**MATERIAL FOR THIS TASK**
— start —
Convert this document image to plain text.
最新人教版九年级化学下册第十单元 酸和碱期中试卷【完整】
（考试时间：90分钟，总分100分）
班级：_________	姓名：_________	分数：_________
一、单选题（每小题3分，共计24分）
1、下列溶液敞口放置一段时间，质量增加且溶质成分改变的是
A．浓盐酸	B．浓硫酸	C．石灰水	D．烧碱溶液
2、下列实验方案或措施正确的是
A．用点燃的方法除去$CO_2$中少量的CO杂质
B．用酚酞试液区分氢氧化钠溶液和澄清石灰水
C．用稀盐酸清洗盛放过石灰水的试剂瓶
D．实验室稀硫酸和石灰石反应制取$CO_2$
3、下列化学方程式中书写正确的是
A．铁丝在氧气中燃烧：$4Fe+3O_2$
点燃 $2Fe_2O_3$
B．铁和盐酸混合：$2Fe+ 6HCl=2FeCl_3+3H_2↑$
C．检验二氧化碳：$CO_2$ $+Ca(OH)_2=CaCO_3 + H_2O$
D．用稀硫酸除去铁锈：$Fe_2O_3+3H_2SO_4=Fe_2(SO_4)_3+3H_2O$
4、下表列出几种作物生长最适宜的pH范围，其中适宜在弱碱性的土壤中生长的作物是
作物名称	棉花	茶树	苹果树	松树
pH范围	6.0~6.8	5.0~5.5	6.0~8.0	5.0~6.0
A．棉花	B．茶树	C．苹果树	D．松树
— end —
**WRITTEN REQUEST**
Write the listing out again, exactly as shown above.

**CORRECT ANSWER**
Convert this document image to plain text.
最新人教版九年级化学下册第十单元 酸和碱期中试卷【完整】
（考试时间：90分钟，总分100分）
班级：_________	姓名：_________	分数：_________
一、单选题（每小题3分，共计24分）
1、下列溶液敞口放置一段时间，质量增加且溶质成分改变的是
A．浓盐酸	B．浓硫酸	C．石灰水	D．烧碱溶液
2、下列实验方案或措施正确的是
A．用点燃的方法除去$CO_2$中少量的CO杂质
B．用酚酞试液区分氢氧化钠溶液和澄清石灰水
C．用稀盐酸清洗盛放过石灰水的试剂瓶
D．实验室稀硫酸和石灰石反应制取$CO_2$
3、下列化学方程式中书写正确的是
A．铁丝在氧气中燃烧：$4Fe+3O_2$
点燃 $2Fe_2O_3$
B．铁和盐酸混合：$2Fe+ 6HCl=2FeCl_3+3H_2↑$
C．检验二氧化碳：$CO_2$ $+Ca(OH)_2=CaCO_3 + H_2O$
D．用稀硫酸除去铁锈：$Fe_2O_3+3H_2SO_4=Fe_2(SO_4)_3+3H_2O$
4、下表列出几种作物生长最适宜的pH范围，其中适宜在弱碱性的土壤中生长的作物是
作物名称	棉花	茶树	苹果树	松树
pH范围	6.0~6.8	5.0~5.5	6.0~8.0	5.0~6.0
A．棉花	B．茶树	C．苹果树	D．松树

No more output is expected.